:: TEXTE À LIRE

Neuf personnes ont été tuées dans un quartier d'opposants du sud de Bujumbura quelques heures avant le début d'opérations de désarmement forcé "maison par maison" dans le nord de la capitale du Burundi, alors que la communauté internationale redoute des violences ethniques à grande échelle.
Dans ce contexte tendu, le président rwandais Paul Kagame a lancé une charge virulente contre son voisin burundais, accusant ses dirigeants de "massacrer" du "matin au soir" leur population, dans un discours prononcé vendredi dont l'AFP a eu connaissance dimanche.
Dimanche à l'aube, des centaines de policiers ont encerclé le quartier contestataire de Mutakura, dans le nord de Bujumbura - déserté par ses habitants - où ils procèdent à des fouilles systématiques, selon des témoignages.

::::
:: DONNÉES AFFICHÉES

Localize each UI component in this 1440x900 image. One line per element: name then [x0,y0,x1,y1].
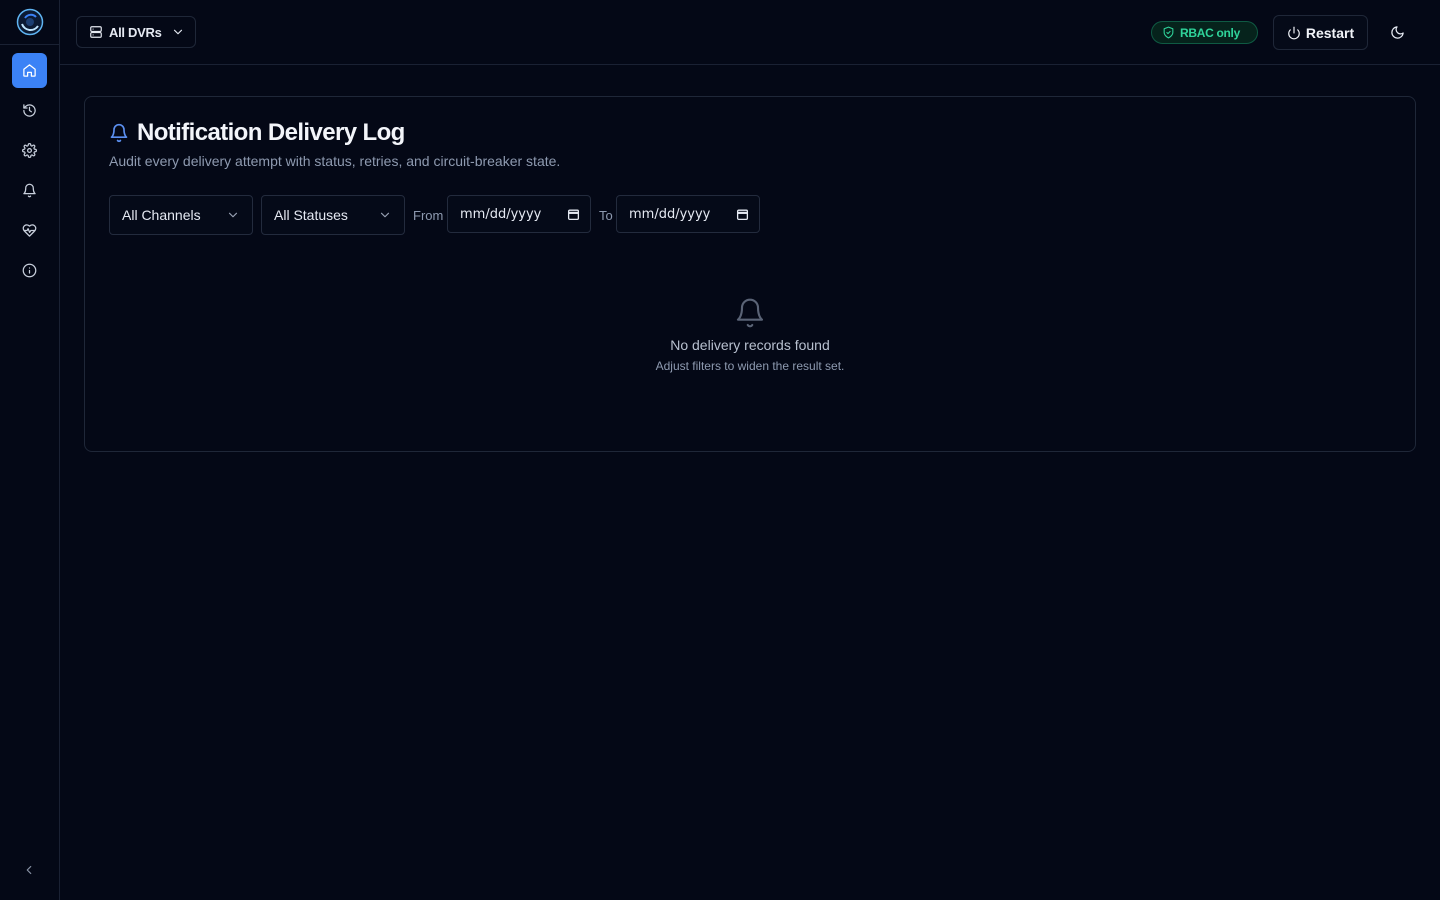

::::

--- CONSIGNES ---
[a] D'après le texte sur le Burundi, combien de personnes ont été tuées dans le quartier d'opposants du sud de Bujumbura ?
[b] Recopiez le passage du texte sur le Burundi qui commence par "Neuf personnes ont" et se poursuit jusqu'à "selon des témoignages.".

--- CORRIGÉ DES EXERCICES ---
[a] Neuf personnes.

[b]
Neuf personnes ont été tuées dans un quartier d'opposants du sud de Bujumbura quelques heures avant le début d'opérations de désarmement forcé "maison par maison" dans le nord de la capitale du Burundi, alors que la communauté internationale redoute des violences ethniques à grande échelle.
Dans ce contexte tendu, le président rwandais Paul Kagame a lancé une charge virulente contre son voisin burundais, accusant ses dirigeants de "massacrer" du "matin au soir" leur population, dans un discours prononcé vendredi dont l'AFP a eu connaissance dimanche.
Dimanche à l'aube, des centaines de policiers ont encerclé le quartier contestataire de Mutakura, dans le nord de Bujumbura - déserté par ses habitants - où ils procèdent à des fouilles systématiques, selon des témoignages.